EXTRACTED MATERIAL:
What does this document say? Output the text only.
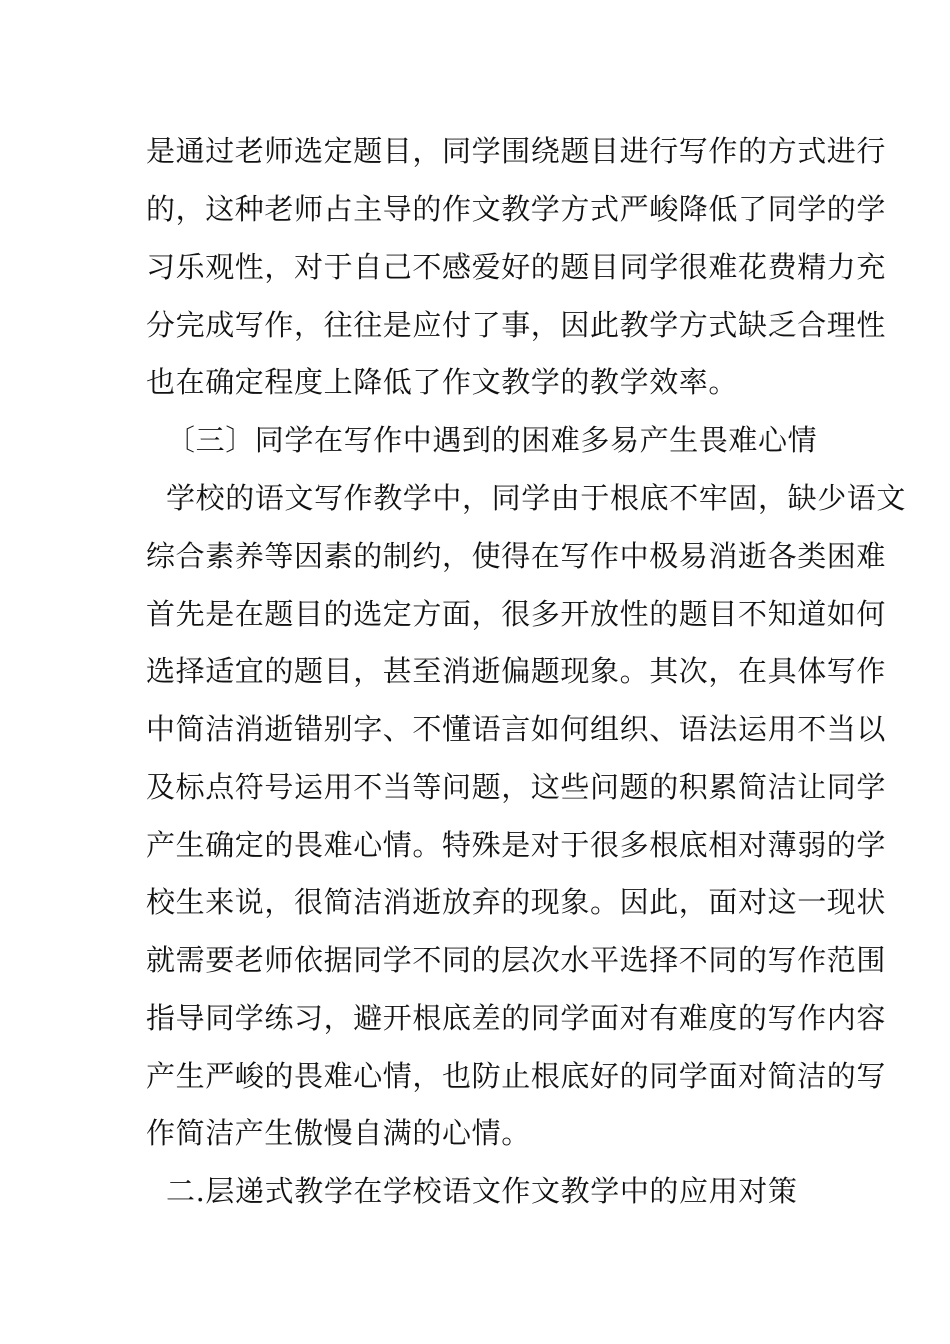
是通过老师选定题目，同学围绕题目进行写作的方式进行
的，这种老师占主导的作文教学方式严峻降低了同学的学
习乐观性，对于自己不感爱好的题目同学很难花费精力充
分完成写作，往往是应付了事，因此教学方式缺乏合理性
也在确定程度上降低了作文教学的教学效率。
〔三〕同学在写作中遇到的困难多易产生畏难心情
学校的语文写作教学中，同学由于根底不牢固，缺少语文
综合素养等因素的制约，使得在写作中极易消逝各类困难
首先是在题目的选定方面，很多开放性的题目不知道如何
选择适宜的题目，甚至消逝偏题现象。其次，在具体写作
中简洁消逝错别字、不懂语言如何组织、语法运用不当以
及标点符号运用不当等问题，这些问题的积累简洁让同学
产生确定的畏难心情。特殊是对于很多根底相对薄弱的学
校生来说，很简洁消逝放弃的现象。因此，面对这一现状
就需要老师依据同学不同的层次水平选择不同的写作范围
指导同学练习，避开根底差的同学面对有难度的写作内容
产生严峻的畏难心情，也防止根底好的同学面对简洁的写
作简洁产生傲慢自满的心情。
二.层递式教学在学校语文作文教学中的应用对策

WORK TO BE COMPLETED: Your job is to transcribe the entries above exactly; skip the pictures.

REPLY:
What does this document say? Output the text only.
是通过老师选定题目，同学围绕题目进行写作的方式进行
的，这种老师占主导的作文教学方式严峻降低了同学的学
习乐观性，对于自己不感爱好的题目同学很难花费精力充
分完成写作，往往是应付了事，因此教学方式缺乏合理性
也在确定程度上降低了作文教学的教学效率。
〔三〕同学在写作中遇到的困难多易产生畏难心情
学校的语文写作教学中，同学由于根底不牢固，缺少语文
综合素养等因素的制约，使得在写作中极易消逝各类困难
首先是在题目的选定方面，很多开放性的题目不知道如何
选择适宜的题目，甚至消逝偏题现象。其次，在具体写作
中简洁消逝错别字、不懂语言如何组织、语法运用不当以
及标点符号运用不当等问题，这些问题的积累简洁让同学
产生确定的畏难心情。特殊是对于很多根底相对薄弱的学
校生来说，很简洁消逝放弃的现象。因此，面对这一现状
就需要老师依据同学不同的层次水平选择不同的写作范围
指导同学练习，避开根底差的同学面对有难度的写作内容
产生严峻的畏难心情，也防止根底好的同学面对简洁的写
作简洁产生傲慢自满的心情。
二.层递式教学在学校语文作文教学中的应用对策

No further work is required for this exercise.